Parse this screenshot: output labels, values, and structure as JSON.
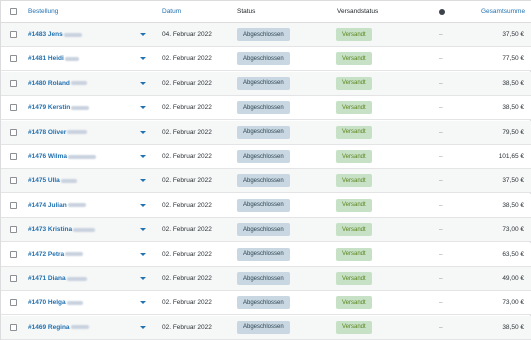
{
  "header": {
    "col_order": "Bestellung",
    "col_date": "Datum",
    "col_status": "Status",
    "col_shipping": "Versandstatus",
    "col_icon": "info-circle-icon",
    "col_total": "Gesamtsumme"
  },
  "rows": [
    {
      "order": "#1483 Jens",
      "date": "04. Februar 2022",
      "status": "Abgeschlossen",
      "shipping": "Versandt",
      "note": "–",
      "total": "37,50 €"
    },
    {
      "order": "#1481 Heidi",
      "date": "02. Februar 2022",
      "status": "Abgeschlossen",
      "shipping": "Versandt",
      "note": "–",
      "total": "77,50 €"
    },
    {
      "order": "#1480 Roland",
      "date": "02. Februar 2022",
      "status": "Abgeschlossen",
      "shipping": "Versandt",
      "note": "–",
      "total": "38,50 €"
    },
    {
      "order": "#1479 Kerstin",
      "date": "02. Februar 2022",
      "status": "Abgeschlossen",
      "shipping": "Versandt",
      "note": "–",
      "total": "38,50 €"
    },
    {
      "order": "#1478 Oliver",
      "date": "02. Februar 2022",
      "status": "Abgeschlossen",
      "shipping": "Versandt",
      "note": "–",
      "total": "79,50 €"
    },
    {
      "order": "#1476 Wilma",
      "date": "02. Februar 2022",
      "status": "Abgeschlossen",
      "shipping": "Versandt",
      "note": "–",
      "total": "101,65 €"
    },
    {
      "order": "#1475 Ulla",
      "date": "02. Februar 2022",
      "status": "Abgeschlossen",
      "shipping": "Versandt",
      "note": "–",
      "total": "37,50 €"
    },
    {
      "order": "#1474 Julian",
      "date": "02. Februar 2022",
      "status": "Abgeschlossen",
      "shipping": "Versandt",
      "note": "–",
      "total": "38,50 €"
    },
    {
      "order": "#1473 Kristina",
      "date": "02. Februar 2022",
      "status": "Abgeschlossen",
      "shipping": "Versandt",
      "note": "–",
      "total": "73,00 €"
    },
    {
      "order": "#1472 Petra",
      "date": "02. Februar 2022",
      "status": "Abgeschlossen",
      "shipping": "Versandt",
      "note": "–",
      "total": "63,50 €"
    },
    {
      "order": "#1471 Diana",
      "date": "02. Februar 2022",
      "status": "Abgeschlossen",
      "shipping": "Versandt",
      "note": "–",
      "total": "49,00 €"
    },
    {
      "order": "#1470 Helga",
      "date": "02. Februar 2022",
      "status": "Abgeschlossen",
      "shipping": "Versandt",
      "note": "–",
      "total": "73,00 €"
    },
    {
      "order": "#1469 Regina",
      "date": "02. Februar 2022",
      "status": "Abgeschlossen",
      "shipping": "Versandt",
      "note": "–",
      "total": "38,50 €"
    }
  ]
}
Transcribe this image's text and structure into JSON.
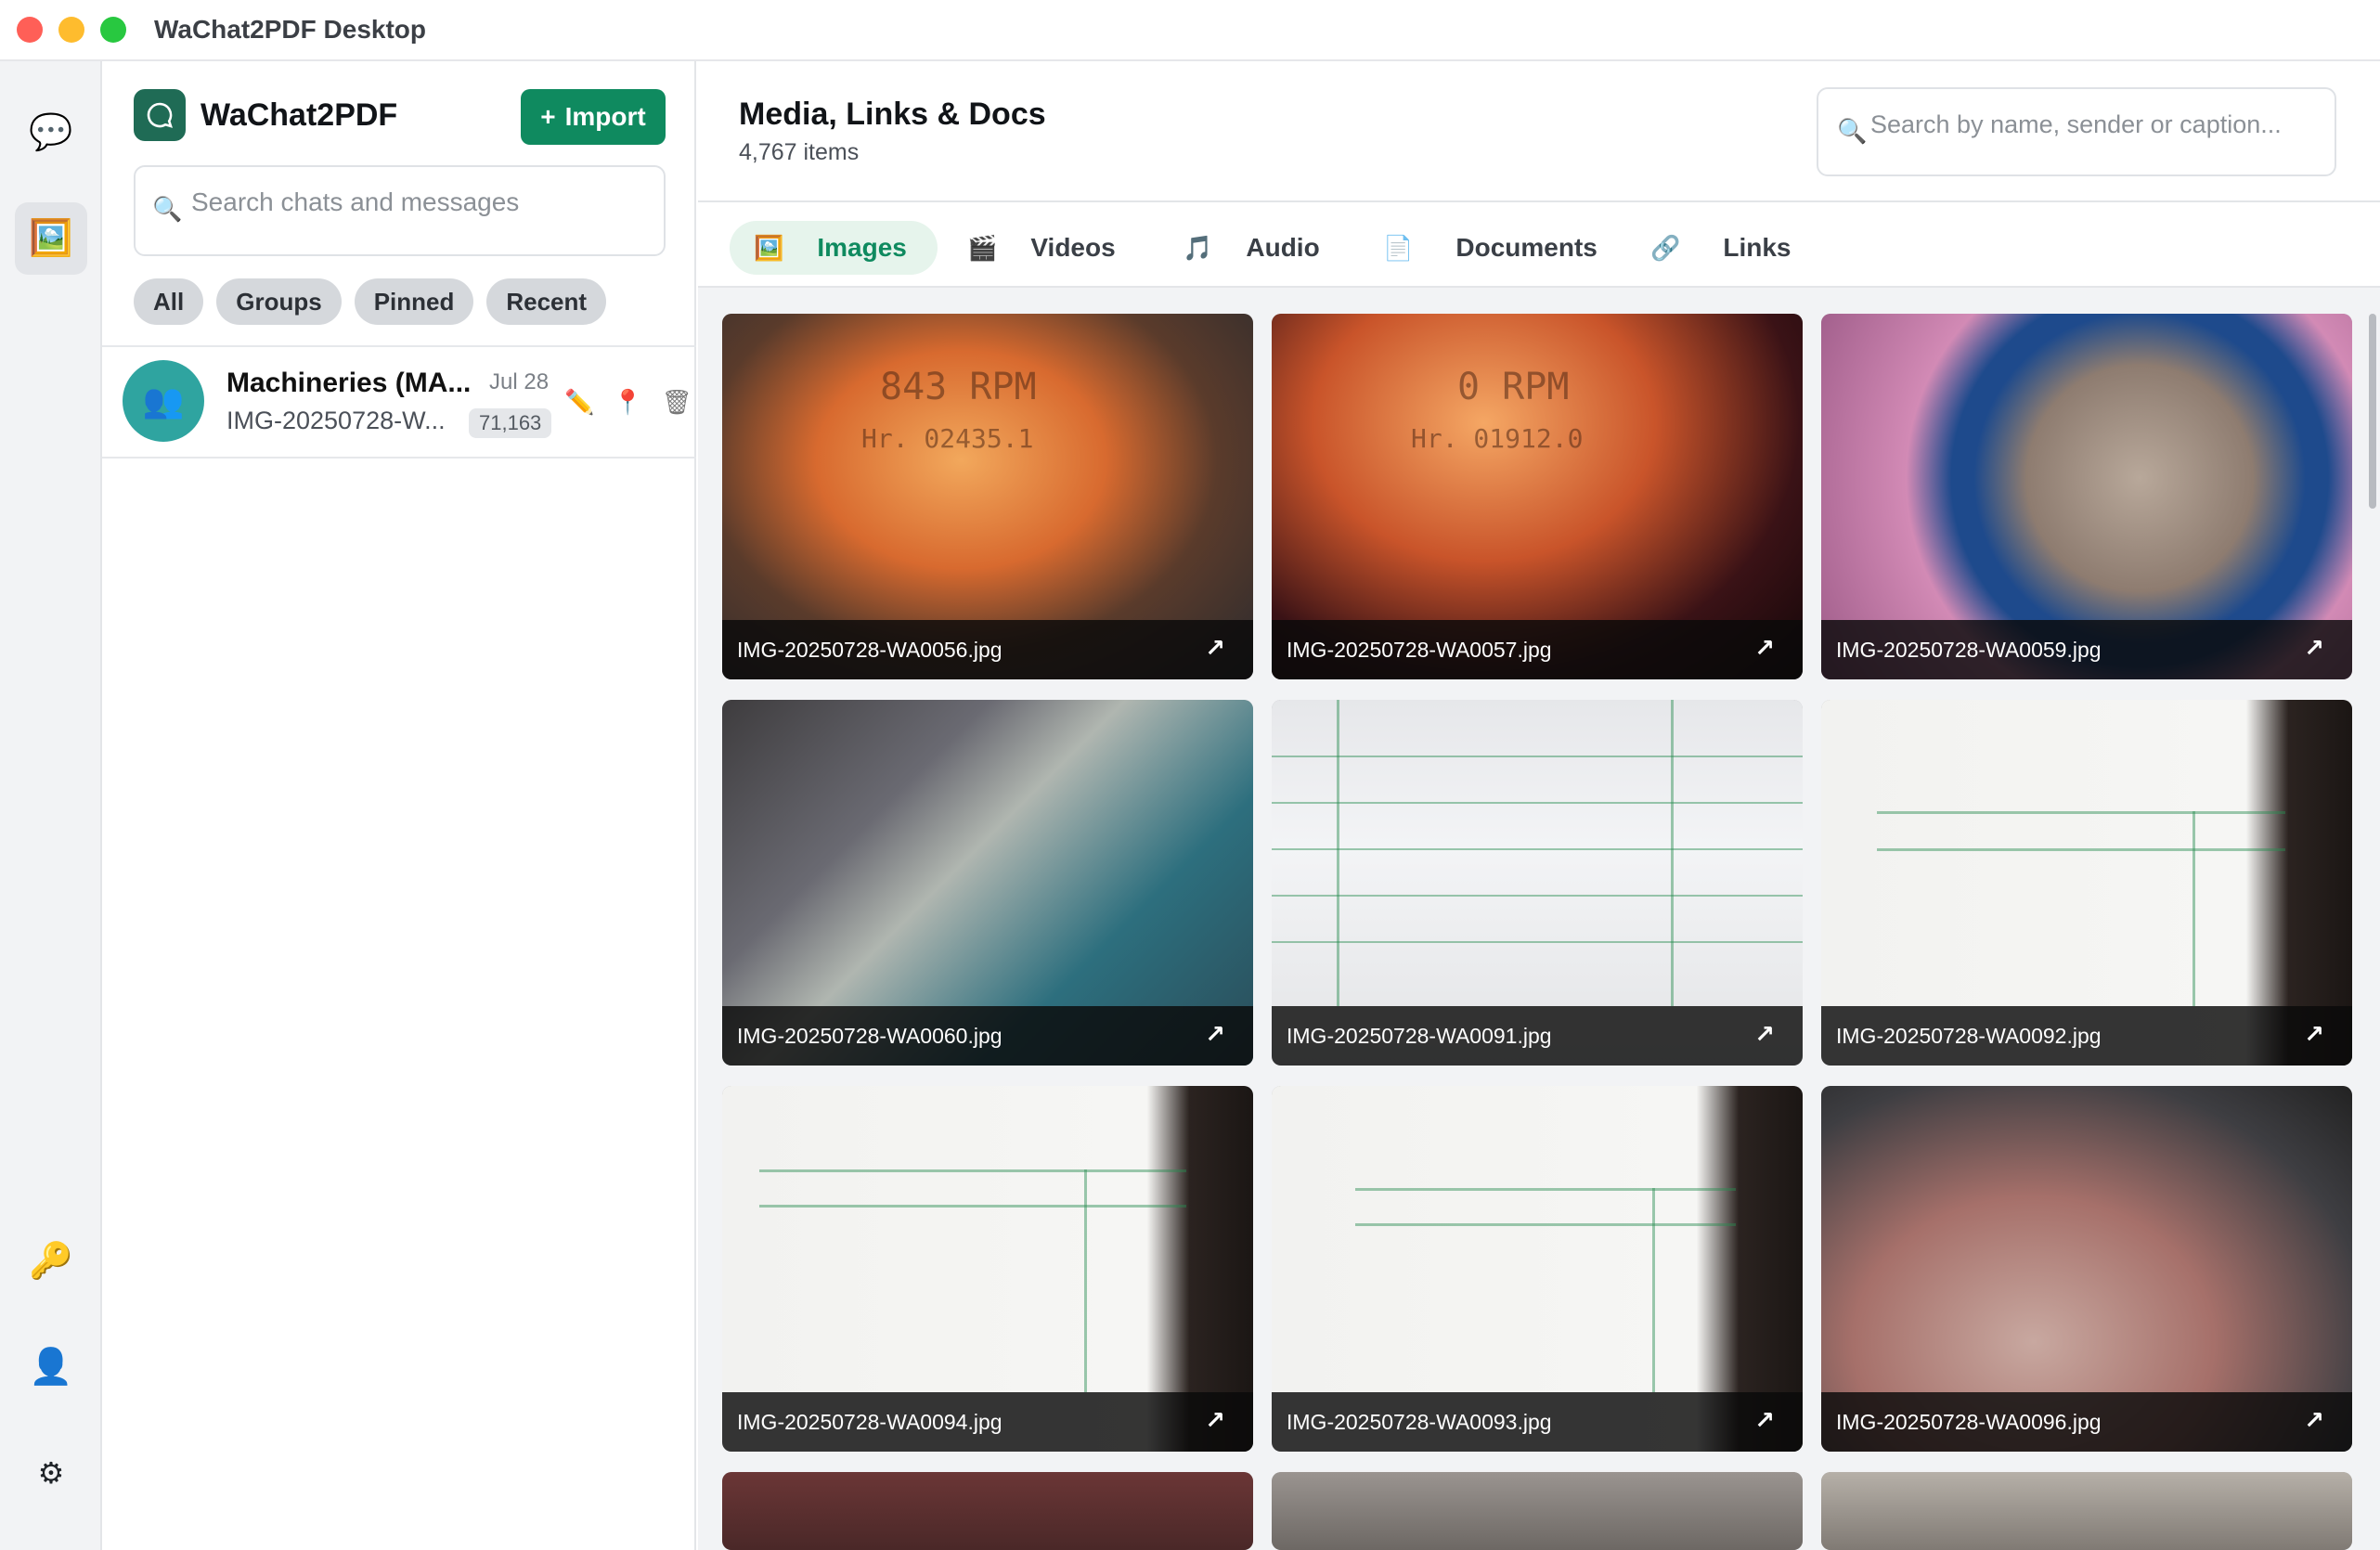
{
  "window": {
    "title": "WaChat2PDF Desktop"
  },
  "rail": {
    "top": [
      {
        "name": "chats",
        "icon": "💬",
        "active": false
      },
      {
        "name": "media",
        "icon": "🖼️",
        "active": true
      }
    ],
    "bottom": [
      {
        "name": "key",
        "icon": "🔑"
      },
      {
        "name": "profile",
        "icon": "👤"
      },
      {
        "name": "settings",
        "icon": "⚙"
      }
    ]
  },
  "sidebar": {
    "brand": "WaChat2PDF",
    "import_label": "Import",
    "import_icon": "+",
    "search_placeholder": "Search chats and messages",
    "filters": [
      "All",
      "Groups",
      "Pinned",
      "Recent"
    ],
    "chats": [
      {
        "name": "Machineries (MA...",
        "date": "Jul 28",
        "preview": "IMG-20250728-W...",
        "count": "71,163",
        "avatar_icon": "👥"
      }
    ]
  },
  "main": {
    "title": "Media, Links & Docs",
    "count": "4,767 items",
    "search_placeholder": "Search by name, sender or caption...",
    "tabs": [
      {
        "label": "Images",
        "icon": "🖼️"
      },
      {
        "label": "Videos",
        "icon": "🎬"
      },
      {
        "label": "Audio",
        "icon": "🎵"
      },
      {
        "label": "Documents",
        "icon": "📄"
      },
      {
        "label": "Links",
        "icon": "🔗"
      }
    ],
    "open_icon": "↗",
    "images": [
      "IMG-20250728-WA0056.jpg",
      "IMG-20250728-WA0057.jpg",
      "IMG-20250728-WA0059.jpg",
      "IMG-20250728-WA0060.jpg",
      "IMG-20250728-WA0091.jpg",
      "IMG-20250728-WA0092.jpg",
      "IMG-20250728-WA0094.jpg",
      "IMG-20250728-WA0093.jpg",
      "IMG-20250728-WA0096.jpg"
    ],
    "gauge_texts": {
      "rpm1": "843 RPM",
      "hr1": "Hr. 02435.1",
      "rpm2": "0 RPM",
      "hr2": "Hr. 01912.0"
    }
  },
  "colors": {
    "accent": "#0f8a5f",
    "accent_bg": "#e6f4ec",
    "brand_logo": "#1f6b55"
  }
}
---+---
[EXERCISE DESCRIPTION]: Copy every line in the listing above where the string "Search" turns up.

[OUTPUT]:
    "search_placeholder": "Search chats and messages",
    "search_placeholder": "Search by name, sender or caption...",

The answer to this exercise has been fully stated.